Return each line of the records holding the string "virus".
Record excerpts Block Start
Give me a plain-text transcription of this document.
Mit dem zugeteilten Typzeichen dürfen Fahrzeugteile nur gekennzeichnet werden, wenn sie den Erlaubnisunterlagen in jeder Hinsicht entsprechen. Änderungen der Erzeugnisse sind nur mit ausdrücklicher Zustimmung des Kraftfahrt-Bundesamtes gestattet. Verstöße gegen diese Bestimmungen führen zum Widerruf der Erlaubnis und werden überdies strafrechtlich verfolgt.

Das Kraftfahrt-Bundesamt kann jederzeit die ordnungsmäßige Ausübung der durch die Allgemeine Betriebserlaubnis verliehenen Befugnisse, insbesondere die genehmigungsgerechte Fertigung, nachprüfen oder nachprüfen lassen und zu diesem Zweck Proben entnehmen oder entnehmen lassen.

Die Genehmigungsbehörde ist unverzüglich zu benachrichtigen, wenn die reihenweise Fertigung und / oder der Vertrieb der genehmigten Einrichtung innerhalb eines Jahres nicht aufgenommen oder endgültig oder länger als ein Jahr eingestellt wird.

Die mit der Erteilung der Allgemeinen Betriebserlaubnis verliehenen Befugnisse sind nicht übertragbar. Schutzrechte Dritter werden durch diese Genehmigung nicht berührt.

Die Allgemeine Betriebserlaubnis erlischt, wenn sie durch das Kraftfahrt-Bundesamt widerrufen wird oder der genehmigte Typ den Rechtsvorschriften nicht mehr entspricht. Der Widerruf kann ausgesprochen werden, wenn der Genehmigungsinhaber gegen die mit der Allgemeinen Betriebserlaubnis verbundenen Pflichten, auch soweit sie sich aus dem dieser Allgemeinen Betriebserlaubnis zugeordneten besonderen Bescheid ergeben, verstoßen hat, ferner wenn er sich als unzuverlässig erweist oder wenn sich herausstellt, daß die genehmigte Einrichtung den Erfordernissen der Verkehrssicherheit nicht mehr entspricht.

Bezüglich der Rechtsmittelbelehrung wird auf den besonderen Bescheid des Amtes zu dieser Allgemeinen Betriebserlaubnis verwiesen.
Record excerpts Block End
Record excerpts Block Start
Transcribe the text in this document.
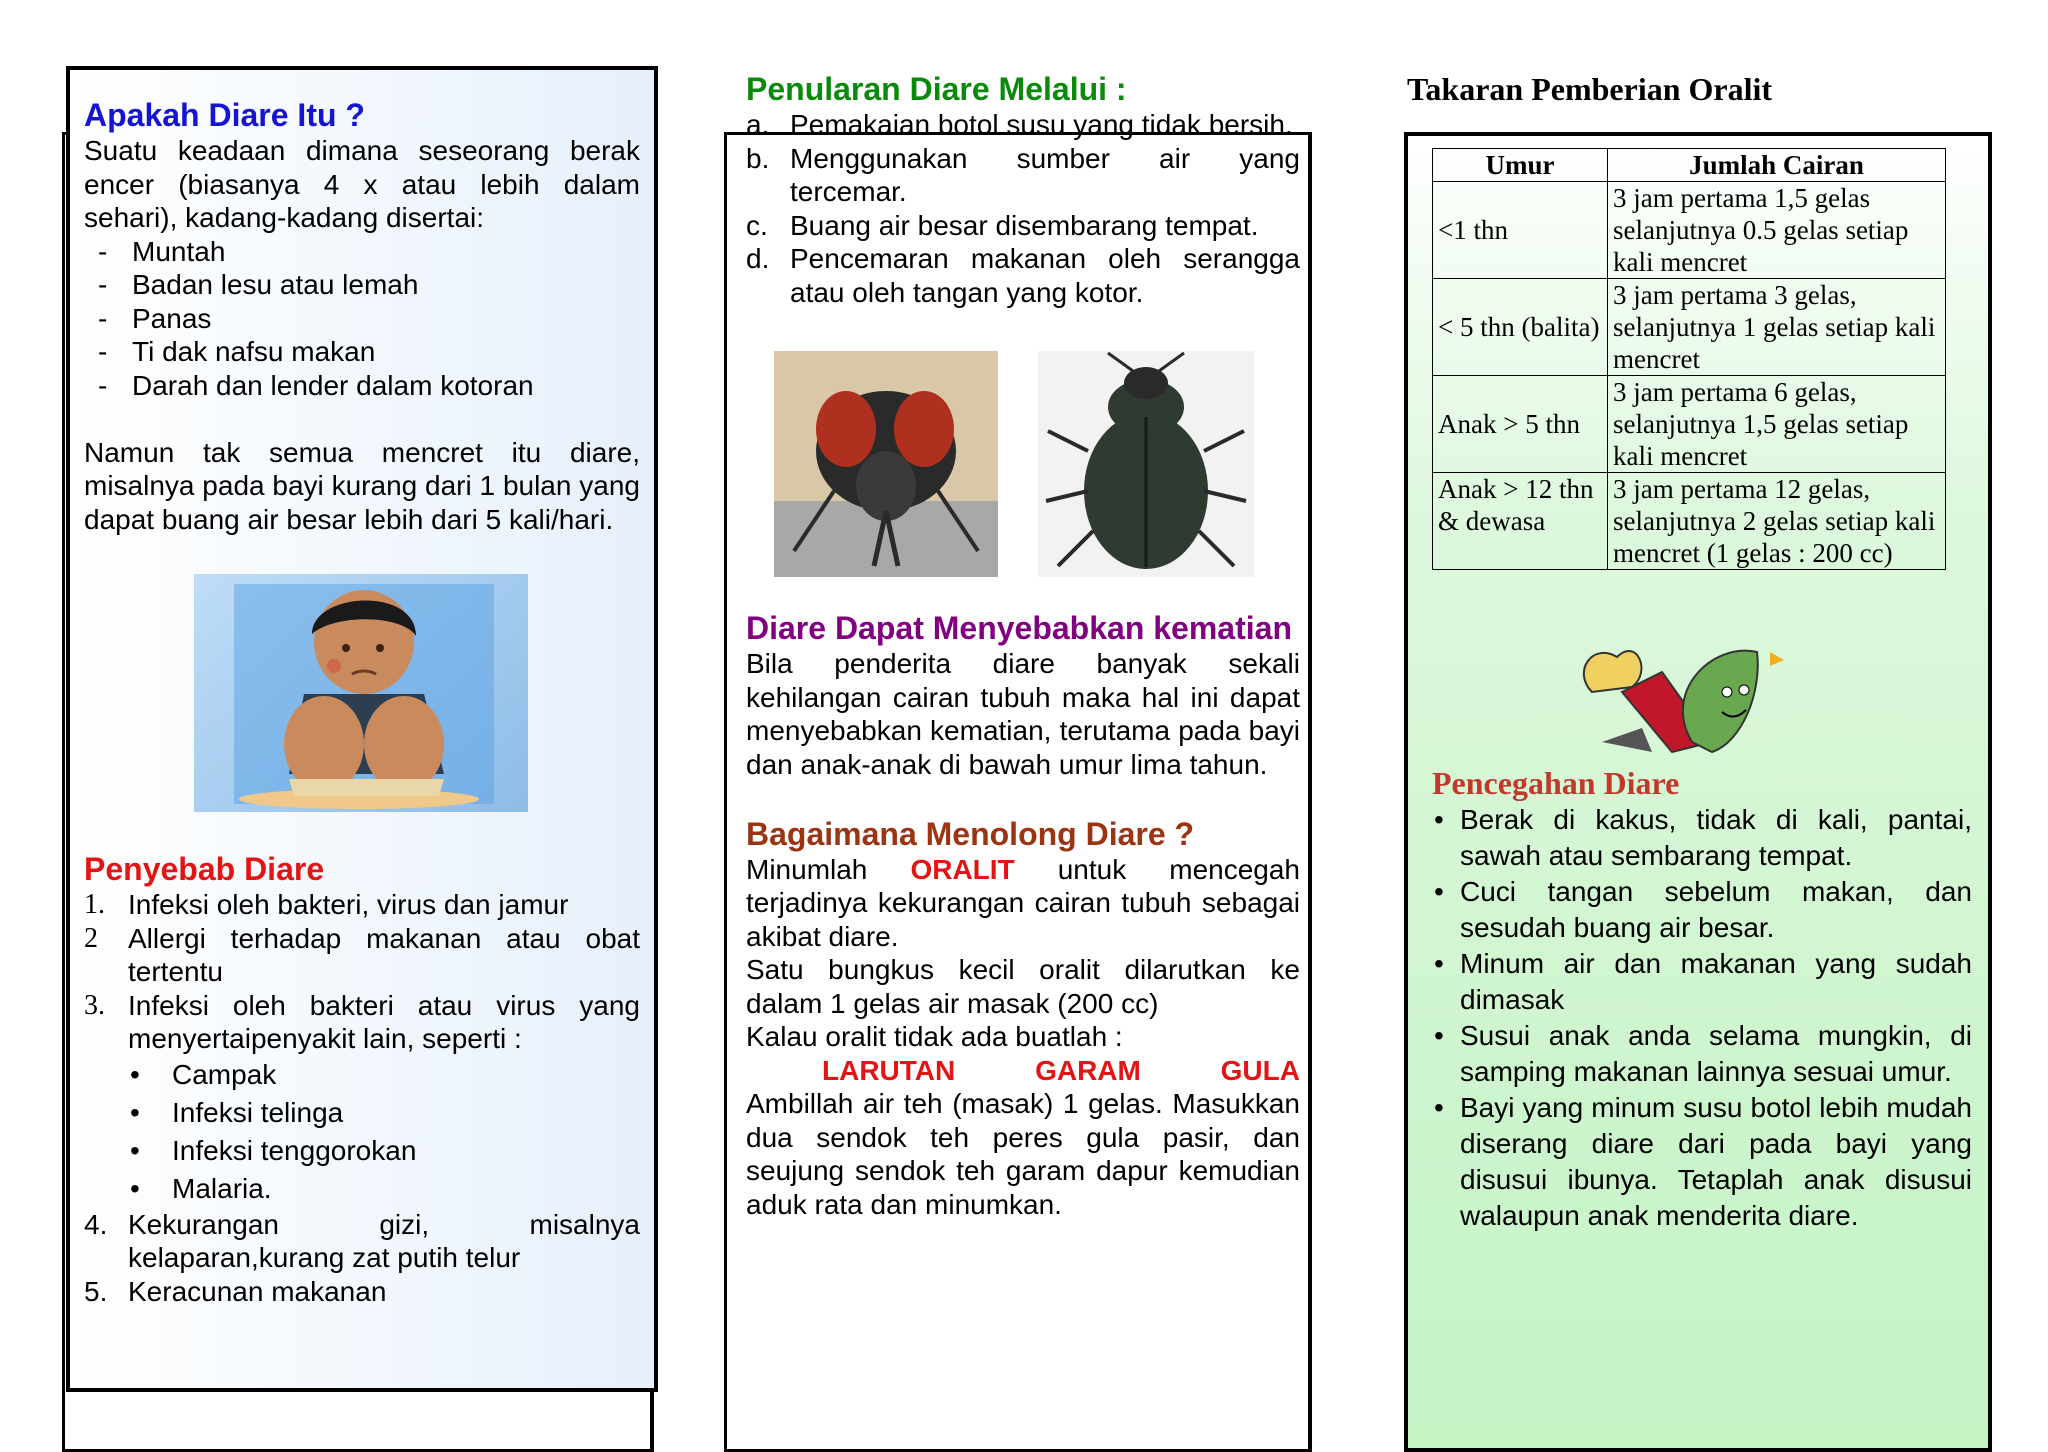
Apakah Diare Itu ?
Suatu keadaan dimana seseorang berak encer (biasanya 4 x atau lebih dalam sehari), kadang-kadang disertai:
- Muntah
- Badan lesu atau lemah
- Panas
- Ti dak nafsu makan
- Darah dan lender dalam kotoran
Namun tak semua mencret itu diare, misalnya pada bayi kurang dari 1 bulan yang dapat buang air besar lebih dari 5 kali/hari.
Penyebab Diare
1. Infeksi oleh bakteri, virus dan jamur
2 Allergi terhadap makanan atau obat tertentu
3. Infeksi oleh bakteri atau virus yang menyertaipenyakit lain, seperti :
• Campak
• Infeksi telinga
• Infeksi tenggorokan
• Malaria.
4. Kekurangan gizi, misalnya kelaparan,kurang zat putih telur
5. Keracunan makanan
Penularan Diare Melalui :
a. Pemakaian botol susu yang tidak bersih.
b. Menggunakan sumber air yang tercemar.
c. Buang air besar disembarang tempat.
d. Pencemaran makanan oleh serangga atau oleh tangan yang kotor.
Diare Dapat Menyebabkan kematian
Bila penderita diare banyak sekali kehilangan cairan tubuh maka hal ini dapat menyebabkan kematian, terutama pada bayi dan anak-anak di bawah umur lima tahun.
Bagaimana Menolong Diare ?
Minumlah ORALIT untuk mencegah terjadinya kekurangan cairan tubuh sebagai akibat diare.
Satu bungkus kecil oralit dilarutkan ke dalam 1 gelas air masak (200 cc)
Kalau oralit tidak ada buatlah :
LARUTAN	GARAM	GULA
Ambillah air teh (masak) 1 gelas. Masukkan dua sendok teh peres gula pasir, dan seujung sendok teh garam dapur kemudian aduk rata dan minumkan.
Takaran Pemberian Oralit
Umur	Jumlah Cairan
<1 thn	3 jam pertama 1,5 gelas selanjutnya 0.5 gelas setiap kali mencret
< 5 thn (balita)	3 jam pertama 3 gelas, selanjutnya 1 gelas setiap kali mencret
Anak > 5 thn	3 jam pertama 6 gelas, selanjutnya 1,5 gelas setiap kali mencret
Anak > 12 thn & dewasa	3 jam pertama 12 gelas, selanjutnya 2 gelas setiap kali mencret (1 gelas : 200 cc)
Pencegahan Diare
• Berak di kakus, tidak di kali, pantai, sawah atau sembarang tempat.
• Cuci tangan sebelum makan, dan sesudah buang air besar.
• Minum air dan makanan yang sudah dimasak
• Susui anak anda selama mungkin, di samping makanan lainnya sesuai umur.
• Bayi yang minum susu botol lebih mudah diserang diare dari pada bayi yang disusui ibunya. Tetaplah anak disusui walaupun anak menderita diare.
Record excerpts Block End
### [Response below]
1. Infeksi oleh bakteri, virus dan jamur
3. Infeksi oleh bakteri atau virus yang menyertaipenyakit lain, seperti :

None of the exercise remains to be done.